## TASK DESCRIPTION
Filter the data below for the string "представление" and copy each matching line.

## GIVEN DATA
>> begin

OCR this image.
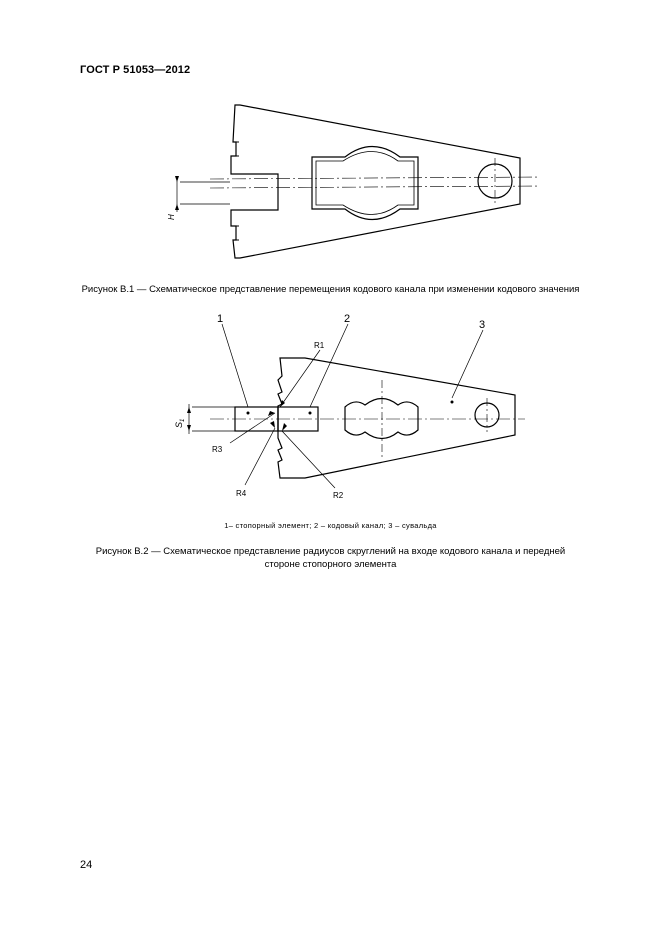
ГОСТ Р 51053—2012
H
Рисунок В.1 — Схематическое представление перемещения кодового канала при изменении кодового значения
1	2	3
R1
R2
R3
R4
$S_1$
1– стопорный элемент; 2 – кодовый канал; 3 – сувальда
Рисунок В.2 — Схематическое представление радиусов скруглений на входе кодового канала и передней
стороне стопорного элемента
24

>> end
>> begin

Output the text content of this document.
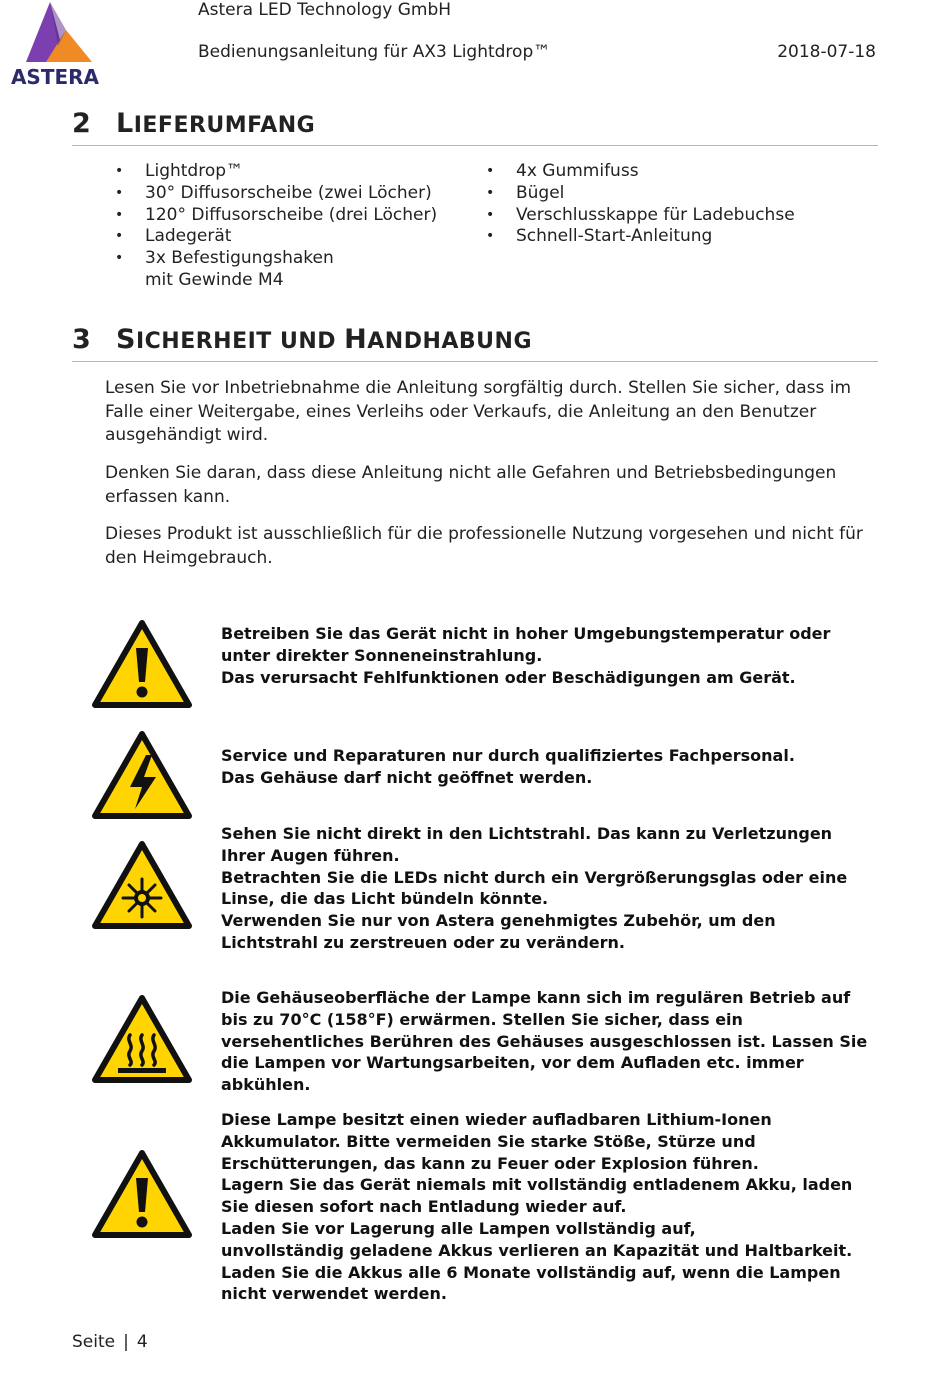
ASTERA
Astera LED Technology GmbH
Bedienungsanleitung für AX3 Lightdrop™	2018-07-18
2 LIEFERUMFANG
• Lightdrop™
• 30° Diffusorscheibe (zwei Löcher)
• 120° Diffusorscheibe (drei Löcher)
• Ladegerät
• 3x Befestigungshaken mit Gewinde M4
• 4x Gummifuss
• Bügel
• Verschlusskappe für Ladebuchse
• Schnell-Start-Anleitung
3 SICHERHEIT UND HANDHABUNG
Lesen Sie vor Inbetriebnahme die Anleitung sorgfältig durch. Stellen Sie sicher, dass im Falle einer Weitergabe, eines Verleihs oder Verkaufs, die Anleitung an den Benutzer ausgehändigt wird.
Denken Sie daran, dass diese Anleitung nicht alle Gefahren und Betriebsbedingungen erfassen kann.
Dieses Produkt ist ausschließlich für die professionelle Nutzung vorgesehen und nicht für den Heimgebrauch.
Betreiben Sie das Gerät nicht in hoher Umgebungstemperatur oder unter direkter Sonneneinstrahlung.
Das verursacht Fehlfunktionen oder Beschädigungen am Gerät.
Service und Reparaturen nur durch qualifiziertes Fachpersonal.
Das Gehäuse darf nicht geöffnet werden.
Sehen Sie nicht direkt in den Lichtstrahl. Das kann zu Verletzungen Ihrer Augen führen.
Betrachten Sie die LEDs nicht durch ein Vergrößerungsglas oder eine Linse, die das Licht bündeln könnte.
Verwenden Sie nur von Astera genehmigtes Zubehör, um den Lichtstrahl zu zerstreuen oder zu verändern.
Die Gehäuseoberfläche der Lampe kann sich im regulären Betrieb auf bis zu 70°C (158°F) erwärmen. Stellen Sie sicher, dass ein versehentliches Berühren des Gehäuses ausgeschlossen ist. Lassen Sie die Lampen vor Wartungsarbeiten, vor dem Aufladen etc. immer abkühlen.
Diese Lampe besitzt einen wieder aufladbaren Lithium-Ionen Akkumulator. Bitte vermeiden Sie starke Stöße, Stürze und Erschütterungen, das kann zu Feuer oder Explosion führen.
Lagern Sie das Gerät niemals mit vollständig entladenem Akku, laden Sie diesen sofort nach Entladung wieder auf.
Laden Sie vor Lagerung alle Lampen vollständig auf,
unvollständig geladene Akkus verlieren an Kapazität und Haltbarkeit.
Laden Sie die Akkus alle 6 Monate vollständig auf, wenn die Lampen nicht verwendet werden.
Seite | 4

>> end

## ANSWER
Рисунок В.1 — Схематическое представление перемещения кодового канала при изменении кодового значения
Рисунок В.2 — Схематическое представление радиусов скруглений на входе кодового канала и передней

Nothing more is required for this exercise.